━━ Records shown ━━

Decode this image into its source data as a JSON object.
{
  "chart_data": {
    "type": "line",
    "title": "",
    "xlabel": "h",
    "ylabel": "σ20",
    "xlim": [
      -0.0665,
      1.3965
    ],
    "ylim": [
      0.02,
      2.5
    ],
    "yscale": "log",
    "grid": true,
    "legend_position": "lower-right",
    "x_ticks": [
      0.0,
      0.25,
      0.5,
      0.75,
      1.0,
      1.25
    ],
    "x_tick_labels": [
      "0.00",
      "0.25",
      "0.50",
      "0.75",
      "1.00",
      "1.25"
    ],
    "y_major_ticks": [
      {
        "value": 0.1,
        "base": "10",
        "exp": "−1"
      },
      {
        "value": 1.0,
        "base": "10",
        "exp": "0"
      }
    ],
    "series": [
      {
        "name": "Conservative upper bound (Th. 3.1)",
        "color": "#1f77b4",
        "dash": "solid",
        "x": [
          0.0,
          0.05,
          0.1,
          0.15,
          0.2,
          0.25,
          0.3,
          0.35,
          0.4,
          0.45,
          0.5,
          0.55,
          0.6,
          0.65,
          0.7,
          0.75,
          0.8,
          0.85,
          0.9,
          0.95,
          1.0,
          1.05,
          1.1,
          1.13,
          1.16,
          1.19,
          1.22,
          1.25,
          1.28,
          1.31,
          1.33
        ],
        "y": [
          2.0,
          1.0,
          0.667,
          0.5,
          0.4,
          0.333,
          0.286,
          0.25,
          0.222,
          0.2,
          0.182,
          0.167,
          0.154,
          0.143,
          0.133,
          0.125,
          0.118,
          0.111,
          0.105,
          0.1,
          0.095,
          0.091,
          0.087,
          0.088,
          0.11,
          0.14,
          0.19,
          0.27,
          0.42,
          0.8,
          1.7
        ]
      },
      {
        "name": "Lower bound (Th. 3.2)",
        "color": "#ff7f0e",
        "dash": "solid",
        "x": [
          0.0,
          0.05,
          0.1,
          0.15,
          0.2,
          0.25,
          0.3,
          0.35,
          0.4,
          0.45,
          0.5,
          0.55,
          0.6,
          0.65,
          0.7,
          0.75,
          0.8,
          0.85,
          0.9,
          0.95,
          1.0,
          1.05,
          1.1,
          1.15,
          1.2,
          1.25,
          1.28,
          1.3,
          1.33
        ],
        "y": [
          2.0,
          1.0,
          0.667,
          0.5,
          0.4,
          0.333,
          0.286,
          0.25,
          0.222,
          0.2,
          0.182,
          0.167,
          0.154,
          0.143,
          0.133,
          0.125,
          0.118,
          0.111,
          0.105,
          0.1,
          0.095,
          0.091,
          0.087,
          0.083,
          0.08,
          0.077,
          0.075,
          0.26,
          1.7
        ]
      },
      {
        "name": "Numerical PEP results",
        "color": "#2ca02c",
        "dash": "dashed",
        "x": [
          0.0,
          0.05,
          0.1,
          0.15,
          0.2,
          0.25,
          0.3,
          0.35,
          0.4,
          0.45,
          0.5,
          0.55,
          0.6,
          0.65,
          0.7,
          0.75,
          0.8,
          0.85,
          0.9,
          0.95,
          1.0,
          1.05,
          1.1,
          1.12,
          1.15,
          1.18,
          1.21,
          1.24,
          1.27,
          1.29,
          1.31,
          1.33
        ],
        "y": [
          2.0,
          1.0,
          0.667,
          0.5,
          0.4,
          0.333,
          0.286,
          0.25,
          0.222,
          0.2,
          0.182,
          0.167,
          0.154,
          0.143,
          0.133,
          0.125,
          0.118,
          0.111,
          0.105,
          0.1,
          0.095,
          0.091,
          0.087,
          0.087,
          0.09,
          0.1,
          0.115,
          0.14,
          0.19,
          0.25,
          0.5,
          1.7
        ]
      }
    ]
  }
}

━━━

All of the data shown above must be copied exactly.

### [Task result]
Decode this image into its source data as a JSON object.
{
  "chart_data": {
    "type": "line",
    "title": "",
    "xlabel": "h",
    "ylabel": "σ20",
    "xlim": [
      -0.0665,
      1.3965
    ],
    "ylim": [
      0.02,
      2.5
    ],
    "yscale": "log",
    "grid": true,
    "legend_position": "lower-right",
    "x_ticks": [
      0.0,
      0.25,
      0.5,
      0.75,
      1.0,
      1.25
    ],
    "x_tick_labels": [
      "0.00",
      "0.25",
      "0.50",
      "0.75",
      "1.00",
      "1.25"
    ],
    "y_major_ticks": [
      {
        "value": 0.1,
        "base": "10",
        "exp": "−1"
      },
      {
        "value": 1.0,
        "base": "10",
        "exp": "0"
      }
    ],
    "series": [
      {
        "name": "Conservative upper bound (Th. 3.1)",
        "color": "#1f77b4",
        "dash": "solid",
        "x": [
          0.0,
          0.05,
          0.1,
          0.15,
          0.2,
          0.25,
          0.3,
          0.35,
          0.4,
          0.45,
          0.5,
          0.55,
          0.6,
          0.65,
          0.7,
          0.75,
          0.8,
          0.85,
          0.9,
          0.95,
          1.0,
          1.05,
          1.1,
          1.13,
          1.16,
          1.19,
          1.22,
          1.25,
          1.28,
          1.31,
          1.33
        ],
        "y": [
          2.0,
          1.0,
          0.667,
          0.5,
          0.4,
          0.333,
          0.286,
          0.25,
          0.222,
          0.2,
          0.182,
          0.167,
          0.154,
          0.143,
          0.133,
          0.125,
          0.118,
          0.111,
          0.105,
          0.1,
          0.095,
          0.091,
          0.087,
          0.088,
          0.11,
          0.14,
          0.19,
          0.27,
          0.42,
          0.8,
          1.7
        ]
      },
      {
        "name": "Lower bound (Th. 3.2)",
        "color": "#ff7f0e",
        "dash": "solid",
        "x": [
          0.0,
          0.05,
          0.1,
          0.15,
          0.2,
          0.25,
          0.3,
          0.35,
          0.4,
          0.45,
          0.5,
          0.55,
          0.6,
          0.65,
          0.7,
          0.75,
          0.8,
          0.85,
          0.9,
          0.95,
          1.0,
          1.05,
          1.1,
          1.15,
          1.2,
          1.25,
          1.28,
          1.3,
          1.33
        ],
        "y": [
          2.0,
          1.0,
          0.667,
          0.5,
          0.4,
          0.333,
          0.286,
          0.25,
          0.222,
          0.2,
          0.182,
          0.167,
          0.154,
          0.143,
          0.133,
          0.125,
          0.118,
          0.111,
          0.105,
          0.1,
          0.095,
          0.091,
          0.087,
          0.083,
          0.08,
          0.077,
          0.075,
          0.26,
          1.7
        ]
      },
      {
        "name": "Numerical PEP results",
        "color": "#2ca02c",
        "dash": "dashed",
        "x": [
          0.0,
          0.05,
          0.1,
          0.15,
          0.2,
          0.25,
          0.3,
          0.35,
          0.4,
          0.45,
          0.5,
          0.55,
          0.6,
          0.65,
          0.7,
          0.75,
          0.8,
          0.85,
          0.9,
          0.95,
          1.0,
          1.05,
          1.1,
          1.12,
          1.15,
          1.18,
          1.21,
          1.24,
          1.27,
          1.29,
          1.31,
          1.33
        ],
        "y": [
          2.0,
          1.0,
          0.667,
          0.5,
          0.4,
          0.333,
          0.286,
          0.25,
          0.222,
          0.2,
          0.182,
          0.167,
          0.154,
          0.143,
          0.133,
          0.125,
          0.118,
          0.111,
          0.105,
          0.1,
          0.095,
          0.091,
          0.087,
          0.087,
          0.09,
          0.1,
          0.115,
          0.14,
          0.19,
          0.25,
          0.5,
          1.7
        ]
      }
    ]
  }
}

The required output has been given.